Saved entries
──────

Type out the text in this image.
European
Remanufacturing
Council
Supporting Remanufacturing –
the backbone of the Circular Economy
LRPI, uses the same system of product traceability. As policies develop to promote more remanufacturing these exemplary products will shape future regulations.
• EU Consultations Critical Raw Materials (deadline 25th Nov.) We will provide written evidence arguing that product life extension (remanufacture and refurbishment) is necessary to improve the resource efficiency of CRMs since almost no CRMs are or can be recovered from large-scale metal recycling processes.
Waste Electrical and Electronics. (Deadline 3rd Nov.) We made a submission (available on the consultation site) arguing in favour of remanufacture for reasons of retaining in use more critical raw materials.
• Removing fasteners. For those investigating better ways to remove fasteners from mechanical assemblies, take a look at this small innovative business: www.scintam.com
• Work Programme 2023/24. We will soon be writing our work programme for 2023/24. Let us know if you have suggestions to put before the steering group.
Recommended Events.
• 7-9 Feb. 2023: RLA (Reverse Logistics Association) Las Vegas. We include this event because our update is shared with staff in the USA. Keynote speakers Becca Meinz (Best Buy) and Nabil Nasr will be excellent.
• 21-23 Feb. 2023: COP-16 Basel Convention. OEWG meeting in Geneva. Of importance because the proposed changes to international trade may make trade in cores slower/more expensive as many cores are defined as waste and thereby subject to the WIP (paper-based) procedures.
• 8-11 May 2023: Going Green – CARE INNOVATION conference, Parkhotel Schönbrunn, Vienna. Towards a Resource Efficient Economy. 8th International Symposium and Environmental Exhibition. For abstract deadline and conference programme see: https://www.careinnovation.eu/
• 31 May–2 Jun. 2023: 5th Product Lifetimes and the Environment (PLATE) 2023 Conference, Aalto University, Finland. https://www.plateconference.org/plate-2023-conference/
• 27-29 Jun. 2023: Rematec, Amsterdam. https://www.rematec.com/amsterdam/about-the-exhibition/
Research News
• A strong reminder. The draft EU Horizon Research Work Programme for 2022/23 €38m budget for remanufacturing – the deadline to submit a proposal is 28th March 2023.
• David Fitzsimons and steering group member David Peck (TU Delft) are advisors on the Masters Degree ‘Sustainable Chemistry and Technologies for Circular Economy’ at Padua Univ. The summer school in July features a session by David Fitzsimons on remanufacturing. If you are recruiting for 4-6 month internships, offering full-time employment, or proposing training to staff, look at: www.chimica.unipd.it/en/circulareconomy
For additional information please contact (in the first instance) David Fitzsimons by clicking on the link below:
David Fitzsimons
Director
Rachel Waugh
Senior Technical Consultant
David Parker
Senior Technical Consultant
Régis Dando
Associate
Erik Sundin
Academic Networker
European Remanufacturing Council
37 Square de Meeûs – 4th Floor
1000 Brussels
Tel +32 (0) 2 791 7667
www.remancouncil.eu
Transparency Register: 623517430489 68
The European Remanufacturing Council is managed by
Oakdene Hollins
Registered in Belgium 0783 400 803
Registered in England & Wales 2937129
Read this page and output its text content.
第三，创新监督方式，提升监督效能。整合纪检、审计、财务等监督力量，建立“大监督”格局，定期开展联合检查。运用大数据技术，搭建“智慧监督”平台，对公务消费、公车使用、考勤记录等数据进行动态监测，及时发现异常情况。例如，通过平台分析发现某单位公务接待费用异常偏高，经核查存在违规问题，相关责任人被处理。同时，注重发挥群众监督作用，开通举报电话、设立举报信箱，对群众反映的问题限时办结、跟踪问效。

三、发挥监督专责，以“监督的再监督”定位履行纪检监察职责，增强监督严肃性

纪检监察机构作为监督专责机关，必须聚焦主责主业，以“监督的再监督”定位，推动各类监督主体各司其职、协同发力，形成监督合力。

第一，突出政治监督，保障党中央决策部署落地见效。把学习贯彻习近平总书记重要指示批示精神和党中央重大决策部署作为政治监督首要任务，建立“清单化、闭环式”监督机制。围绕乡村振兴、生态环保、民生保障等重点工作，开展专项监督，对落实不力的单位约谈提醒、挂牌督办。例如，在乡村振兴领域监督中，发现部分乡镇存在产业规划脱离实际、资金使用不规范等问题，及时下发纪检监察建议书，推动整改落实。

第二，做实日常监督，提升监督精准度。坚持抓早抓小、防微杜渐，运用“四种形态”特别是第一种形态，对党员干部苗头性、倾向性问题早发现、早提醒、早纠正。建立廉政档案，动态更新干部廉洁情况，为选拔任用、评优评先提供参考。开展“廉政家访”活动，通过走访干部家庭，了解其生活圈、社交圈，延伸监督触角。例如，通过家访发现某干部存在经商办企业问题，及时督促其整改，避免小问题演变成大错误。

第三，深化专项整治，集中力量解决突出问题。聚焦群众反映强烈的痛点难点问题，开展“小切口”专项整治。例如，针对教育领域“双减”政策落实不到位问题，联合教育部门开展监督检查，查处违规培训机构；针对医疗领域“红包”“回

──────

## Instructions for the task
Make an exact copy of the listing, including every line.

## Response to the exercise
Type out the text in this image.
European
Remanufacturing
Council
Supporting Remanufacturing –
the backbone of the Circular Economy
LRPI, uses the same system of product traceability. As policies develop to promote more remanufacturing these exemplary products will shape future regulations.
• EU Consultations Critical Raw Materials (deadline 25th Nov.) We will provide written evidence arguing that product life extension (remanufacture and refurbishment) is necessary to improve the resource efficiency of CRMs since almost no CRMs are or can be recovered from large-scale metal recycling processes.
Waste Electrical and Electronics. (Deadline 3rd Nov.) We made a submission (available on the consultation site) arguing in favour of remanufacture for reasons of retaining in use more critical raw materials.
• Removing fasteners. For those investigating better ways to remove fasteners from mechanical assemblies, take a look at this small innovative business: www.scintam.com
• Work Programme 2023/24. We will soon be writing our work programme for 2023/24. Let us know if you have suggestions to put before the steering group.
Recommended Events.
• 7-9 Feb. 2023: RLA (Reverse Logistics Association) Las Vegas. We include this event because our update is shared with staff in the USA. Keynote speakers Becca Meinz (Best Buy) and Nabil Nasr will be excellent.
• 21-23 Feb. 2023: COP-16 Basel Convention. OEWG meeting in Geneva. Of importance because the proposed changes to international trade may make trade in cores slower/more expensive as many cores are defined as waste and thereby subject to the WIP (paper-based) procedures.
• 8-11 May 2023: Going Green – CARE INNOVATION conference, Parkhotel Schönbrunn, Vienna. Towards a Resource Efficient Economy. 8th International Symposium and Environmental Exhibition. For abstract deadline and conference programme see: https://www.careinnovation.eu/
• 31 May–2 Jun. 2023: 5th Product Lifetimes and the Environment (PLATE) 2023 Conference, Aalto University, Finland. https://www.plateconference.org/plate-2023-conference/
• 27-29 Jun. 2023: Rematec, Amsterdam. https://www.rematec.com/amsterdam/about-the-exhibition/
Research News
• A strong reminder. The draft EU Horizon Research Work Programme for 2022/23 €38m budget for remanufacturing – the deadline to submit a proposal is 28th March 2023.
• David Fitzsimons and steering group member David Peck (TU Delft) are advisors on the Masters Degree ‘Sustainable Chemistry and Technologies for Circular Economy’ at Padua Univ. The summer school in July features a session by David Fitzsimons on remanufacturing. If you are recruiting for 4-6 month internships, offering full-time employment, or proposing training to staff, look at: www.chimica.unipd.it/en/circulareconomy
For additional information please contact (in the first instance) David Fitzsimons by clicking on the link below:
David Fitzsimons
Director
Rachel Waugh
Senior Technical Consultant
David Parker
Senior Technical Consultant
Régis Dando
Associate
Erik Sundin
Academic Networker
European Remanufacturing Council
37 Square de Meeûs – 4th Floor
1000 Brussels
Tel +32 (0) 2 791 7667
www.remancouncil.eu
Transparency Register: 623517430489 68
The European Remanufacturing Council is managed by
Oakdene Hollins
Registered in Belgium 0783 400 803
Registered in England & Wales 2937129
Read this page and output its text content.
第三，创新监督方式，提升监督效能。整合纪检、审计、财务等监督力量，建立“大监督”格局，定期开展联合检查。运用大数据技术，搭建“智慧监督”平台，对公务消费、公车使用、考勤记录等数据进行动态监测，及时发现异常情况。例如，通过平台分析发现某单位公务接待费用异常偏高，经核查存在违规问题，相关责任人被处理。同时，注重发挥群众监督作用，开通举报电话、设立举报信箱，对群众反映的问题限时办结、跟踪问效。

三、发挥监督专责，以“监督的再监督”定位履行纪检监察职责，增强监督严肃性

纪检监察机构作为监督专责机关，必须聚焦主责主业，以“监督的再监督”定位，推动各类监督主体各司其职、协同发力，形成监督合力。

第一，突出政治监督，保障党中央决策部署落地见效。把学习贯彻习近平总书记重要指示批示精神和党中央重大决策部署作为政治监督首要任务，建立“清单化、闭环式”监督机制。围绕乡村振兴、生态环保、民生保障等重点工作，开展专项监督，对落实不力的单位约谈提醒、挂牌督办。例如，在乡村振兴领域监督中，发现部分乡镇存在产业规划脱离实际、资金使用不规范等问题，及时下发纪检监察建议书，推动整改落实。

第二，做实日常监督，提升监督精准度。坚持抓早抓小、防微杜渐，运用“四种形态”特别是第一种形态，对党员干部苗头性、倾向性问题早发现、早提醒、早纠正。建立廉政档案，动态更新干部廉洁情况，为选拔任用、评优评先提供参考。开展“廉政家访”活动，通过走访干部家庭，了解其生活圈、社交圈，延伸监督触角。例如，通过家访发现某干部存在经商办企业问题，及时督促其整改，避免小问题演变成大错误。

第三，深化专项整治，集中力量解决突出问题。聚焦群众反映强烈的痛点难点问题，开展“小切口”专项整治。例如，针对教育领域“双减”政策落实不到位问题，联合教育部门开展监督检查，查处违规培训机构；针对医疗领域“红包”“回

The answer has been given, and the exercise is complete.